Written problem >> Determine how many lines contain the string "JSON", then reply with that figure only.

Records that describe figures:

★ ★ ★ ★ ★ ★ ★

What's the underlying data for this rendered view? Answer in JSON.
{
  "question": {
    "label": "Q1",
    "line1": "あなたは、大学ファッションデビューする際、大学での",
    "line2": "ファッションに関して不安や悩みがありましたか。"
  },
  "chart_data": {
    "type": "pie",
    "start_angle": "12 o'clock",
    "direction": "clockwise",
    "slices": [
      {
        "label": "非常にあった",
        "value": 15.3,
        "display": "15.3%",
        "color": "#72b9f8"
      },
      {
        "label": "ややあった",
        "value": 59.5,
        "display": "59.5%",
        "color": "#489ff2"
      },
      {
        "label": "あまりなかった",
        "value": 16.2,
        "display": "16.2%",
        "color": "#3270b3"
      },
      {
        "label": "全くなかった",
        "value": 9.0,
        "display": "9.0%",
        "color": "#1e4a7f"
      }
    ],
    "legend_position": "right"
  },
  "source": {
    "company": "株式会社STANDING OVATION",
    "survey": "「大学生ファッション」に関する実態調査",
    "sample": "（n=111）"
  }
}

★ ★ ★ ★ ★ ★ ★

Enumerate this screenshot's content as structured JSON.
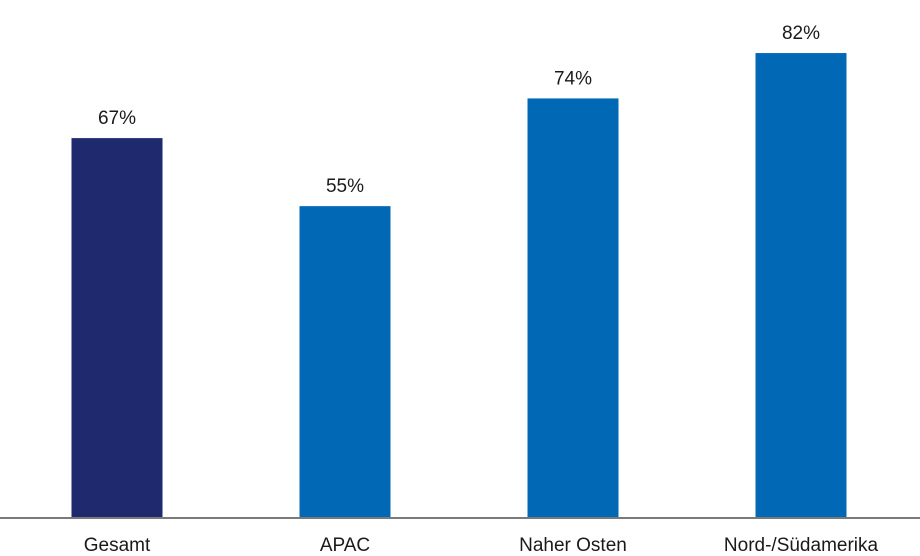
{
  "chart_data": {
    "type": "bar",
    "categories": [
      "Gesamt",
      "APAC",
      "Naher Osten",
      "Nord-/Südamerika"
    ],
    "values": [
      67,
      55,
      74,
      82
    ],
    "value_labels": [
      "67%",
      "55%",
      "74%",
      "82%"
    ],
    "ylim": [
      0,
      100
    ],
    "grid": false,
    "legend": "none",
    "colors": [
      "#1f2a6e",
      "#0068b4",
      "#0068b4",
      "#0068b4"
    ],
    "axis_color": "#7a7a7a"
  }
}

★ ★ ★ ★ ★ ★ ★

Answer for the task >> 2